-- Available data --
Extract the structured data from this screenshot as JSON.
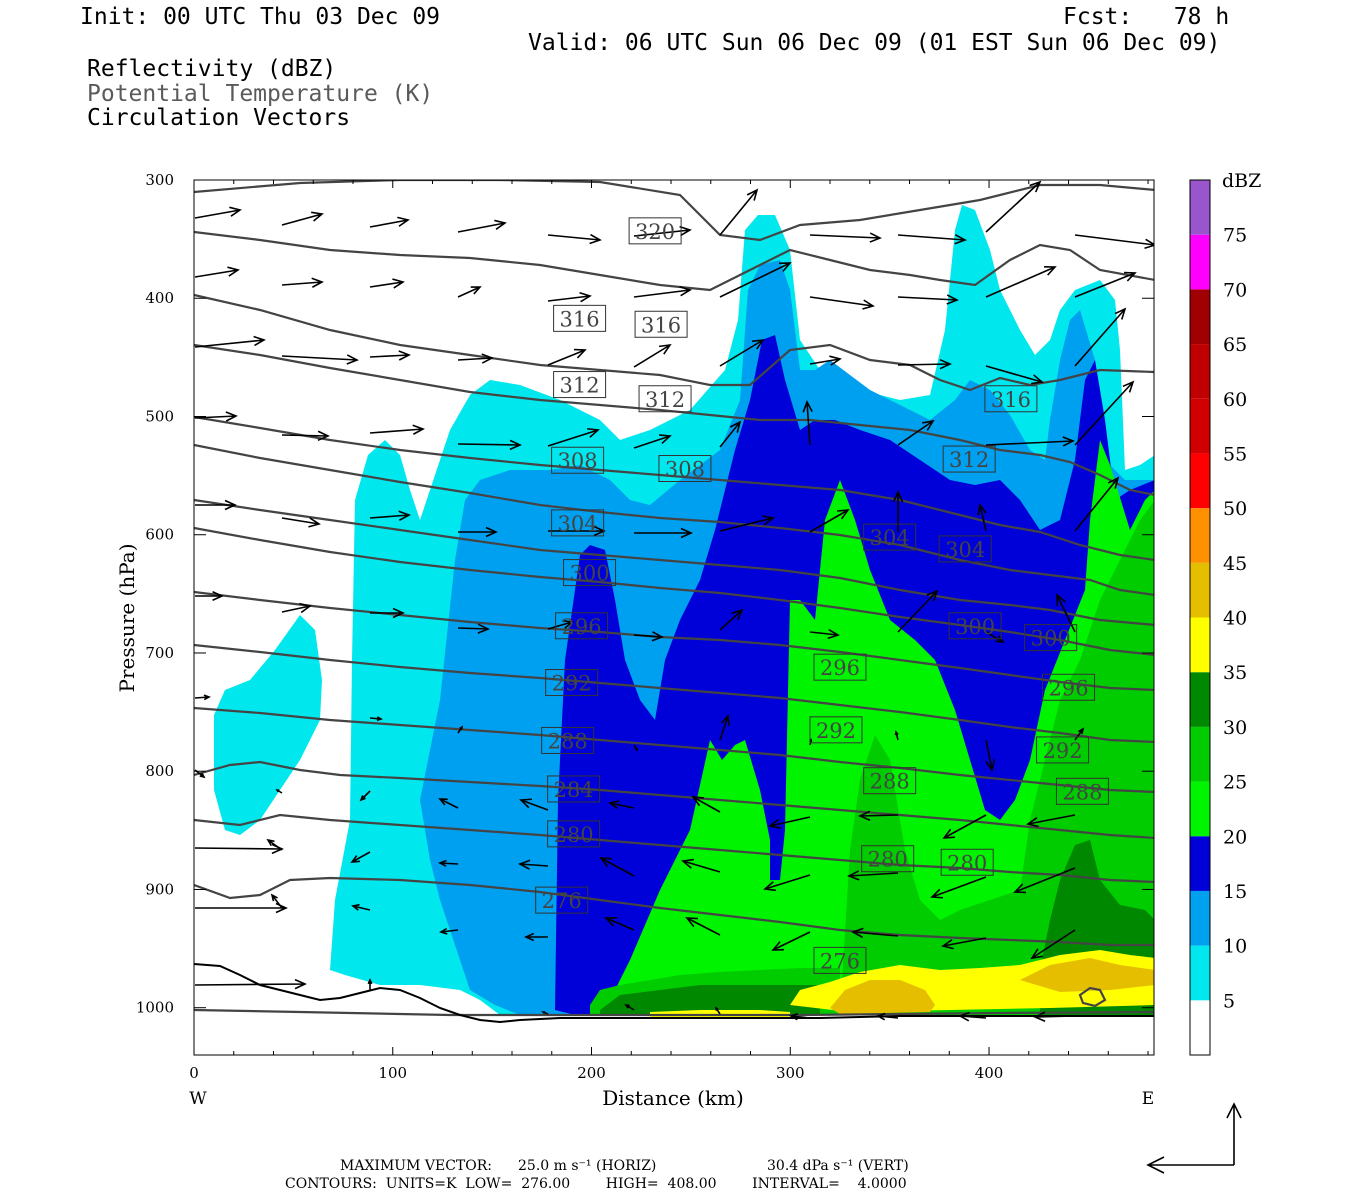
{
  "header": {
    "init": "Init: 00 UTC Thu 03 Dec 09",
    "fcst": "Fcst:   78 h",
    "valid": "Valid: 06 UTC Sun 06 Dec 09 (01 EST Sun 06 Dec 09)",
    "fields": [
      "Reflectivity (dBZ)",
      "Potential Temperature (K)",
      "Circulation Vectors"
    ]
  },
  "footer": {
    "line1_label": "MAXIMUM VECTOR:",
    "line1_horiz": "25.0 m s⁻¹ (HORIZ)",
    "line1_vert": "30.4 dPa s⁻¹ (VERT)",
    "line2": "CONTOURS:  UNITS=K  LOW=  276.00        HIGH=  408.00        INTERVAL=    4.0000"
  },
  "colors": {
    "dbz_5": "#00e8ee",
    "dbz_10": "#00a0f0",
    "dbz_15": "#0000d8",
    "dbz_20": "#00f400",
    "dbz_25": "#00cc00",
    "dbz_30": "#008800",
    "dbz_35": "#ffff00",
    "dbz_40": "#e6be00",
    "dbz_45": "#ff9000",
    "dbz_50": "#ff0000",
    "dbz_55": "#d00000",
    "dbz_60": "#c00000",
    "dbz_65": "#a00000",
    "dbz_70": "#ff00ff",
    "dbz_75": "#9955cc",
    "contour": "#444444"
  },
  "chart_data": {
    "type": "heatmap",
    "xlabel": "Distance (km)",
    "ylabel": "Pressure (hPa)",
    "x_ticks": [
      0,
      100,
      200,
      300,
      400
    ],
    "y_ticks": [
      300,
      400,
      500,
      600,
      700,
      800,
      900,
      1000
    ],
    "xlim": [
      0,
      483
    ],
    "ylim": [
      1040,
      300
    ],
    "x_end_labels": {
      "left": "W",
      "right": "E"
    },
    "colorbar": {
      "title": "dBZ",
      "levels": [
        5,
        10,
        15,
        20,
        25,
        30,
        35,
        40,
        45,
        50,
        55,
        60,
        65,
        70,
        75
      ]
    },
    "theta_contour_labels": [
      {
        "v": "320",
        "x": 232,
        "p": 343
      },
      {
        "v": "316",
        "x": 194,
        "p": 417
      },
      {
        "v": "316",
        "x": 235,
        "p": 422
      },
      {
        "v": "316",
        "x": 411,
        "p": 485
      },
      {
        "v": "312",
        "x": 194,
        "p": 473
      },
      {
        "v": "312",
        "x": 237,
        "p": 485
      },
      {
        "v": "312",
        "x": 390,
        "p": 536
      },
      {
        "v": "308",
        "x": 193,
        "p": 537
      },
      {
        "v": "308",
        "x": 247,
        "p": 544
      },
      {
        "v": "304",
        "x": 193,
        "p": 590
      },
      {
        "v": "304",
        "x": 350,
        "p": 602
      },
      {
        "v": "304",
        "x": 388,
        "p": 612
      },
      {
        "v": "300",
        "x": 199,
        "p": 632
      },
      {
        "v": "300",
        "x": 393,
        "p": 677
      },
      {
        "v": "300",
        "x": 431,
        "p": 687
      },
      {
        "v": "296",
        "x": 195,
        "p": 677
      },
      {
        "v": "296",
        "x": 325,
        "p": 712
      },
      {
        "v": "296",
        "x": 440,
        "p": 729
      },
      {
        "v": "292",
        "x": 190,
        "p": 725
      },
      {
        "v": "292",
        "x": 323,
        "p": 765
      },
      {
        "v": "292",
        "x": 437,
        "p": 782
      },
      {
        "v": "288",
        "x": 188,
        "p": 774
      },
      {
        "v": "288",
        "x": 350,
        "p": 808
      },
      {
        "v": "288",
        "x": 447,
        "p": 817
      },
      {
        "v": "284",
        "x": 191,
        "p": 815
      },
      {
        "v": "280",
        "x": 191,
        "p": 853
      },
      {
        "v": "280",
        "x": 349,
        "p": 874
      },
      {
        "v": "280",
        "x": 389,
        "p": 877
      },
      {
        "v": "276",
        "x": 185,
        "p": 909
      },
      {
        "v": "276",
        "x": 325,
        "p": 960
      }
    ]
  }
}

-- Set exercise --
Print each line of the material above exactly, with the pictures removed from your copy.

-- The answer --
Extract the structured data from this screenshot as JSON.
{
  "header": {
    "init": "Init: 00 UTC Thu 03 Dec 09",
    "fcst": "Fcst:   78 h",
    "valid": "Valid: 06 UTC Sun 06 Dec 09 (01 EST Sun 06 Dec 09)",
    "fields": [
      "Reflectivity (dBZ)",
      "Potential Temperature (K)",
      "Circulation Vectors"
    ]
  },
  "footer": {
    "line1_label": "MAXIMUM VECTOR:",
    "line1_horiz": "25.0 m s⁻¹ (HORIZ)",
    "line1_vert": "30.4 dPa s⁻¹ (VERT)",
    "line2": "CONTOURS:  UNITS=K  LOW=  276.00        HIGH=  408.00        INTERVAL=    4.0000"
  },
  "colors": {
    "dbz_5": "#00e8ee",
    "dbz_10": "#00a0f0",
    "dbz_15": "#0000d8",
    "dbz_20": "#00f400",
    "dbz_25": "#00cc00",
    "dbz_30": "#008800",
    "dbz_35": "#ffff00",
    "dbz_40": "#e6be00",
    "dbz_45": "#ff9000",
    "dbz_50": "#ff0000",
    "dbz_55": "#d00000",
    "dbz_60": "#c00000",
    "dbz_65": "#a00000",
    "dbz_70": "#ff00ff",
    "dbz_75": "#9955cc",
    "contour": "#444444"
  },
  "chart_data": {
    "type": "heatmap",
    "xlabel": "Distance (km)",
    "ylabel": "Pressure (hPa)",
    "x_ticks": [
      0,
      100,
      200,
      300,
      400
    ],
    "y_ticks": [
      300,
      400,
      500,
      600,
      700,
      800,
      900,
      1000
    ],
    "xlim": [
      0,
      483
    ],
    "ylim": [
      1040,
      300
    ],
    "x_end_labels": {
      "left": "W",
      "right": "E"
    },
    "colorbar": {
      "title": "dBZ",
      "levels": [
        5,
        10,
        15,
        20,
        25,
        30,
        35,
        40,
        45,
        50,
        55,
        60,
        65,
        70,
        75
      ]
    },
    "theta_contour_labels": [
      {
        "v": "320",
        "x": 232,
        "p": 343
      },
      {
        "v": "316",
        "x": 194,
        "p": 417
      },
      {
        "v": "316",
        "x": 235,
        "p": 422
      },
      {
        "v": "316",
        "x": 411,
        "p": 485
      },
      {
        "v": "312",
        "x": 194,
        "p": 473
      },
      {
        "v": "312",
        "x": 237,
        "p": 485
      },
      {
        "v": "312",
        "x": 390,
        "p": 536
      },
      {
        "v": "308",
        "x": 193,
        "p": 537
      },
      {
        "v": "308",
        "x": 247,
        "p": 544
      },
      {
        "v": "304",
        "x": 193,
        "p": 590
      },
      {
        "v": "304",
        "x": 350,
        "p": 602
      },
      {
        "v": "304",
        "x": 388,
        "p": 612
      },
      {
        "v": "300",
        "x": 199,
        "p": 632
      },
      {
        "v": "300",
        "x": 393,
        "p": 677
      },
      {
        "v": "300",
        "x": 431,
        "p": 687
      },
      {
        "v": "296",
        "x": 195,
        "p": 677
      },
      {
        "v": "296",
        "x": 325,
        "p": 712
      },
      {
        "v": "296",
        "x": 440,
        "p": 729
      },
      {
        "v": "292",
        "x": 190,
        "p": 725
      },
      {
        "v": "292",
        "x": 323,
        "p": 765
      },
      {
        "v": "292",
        "x": 437,
        "p": 782
      },
      {
        "v": "288",
        "x": 188,
        "p": 774
      },
      {
        "v": "288",
        "x": 350,
        "p": 808
      },
      {
        "v": "288",
        "x": 447,
        "p": 817
      },
      {
        "v": "284",
        "x": 191,
        "p": 815
      },
      {
        "v": "280",
        "x": 191,
        "p": 853
      },
      {
        "v": "280",
        "x": 349,
        "p": 874
      },
      {
        "v": "280",
        "x": 389,
        "p": 877
      },
      {
        "v": "276",
        "x": 185,
        "p": 909
      },
      {
        "v": "276",
        "x": 325,
        "p": 960
      }
    ]
  }
}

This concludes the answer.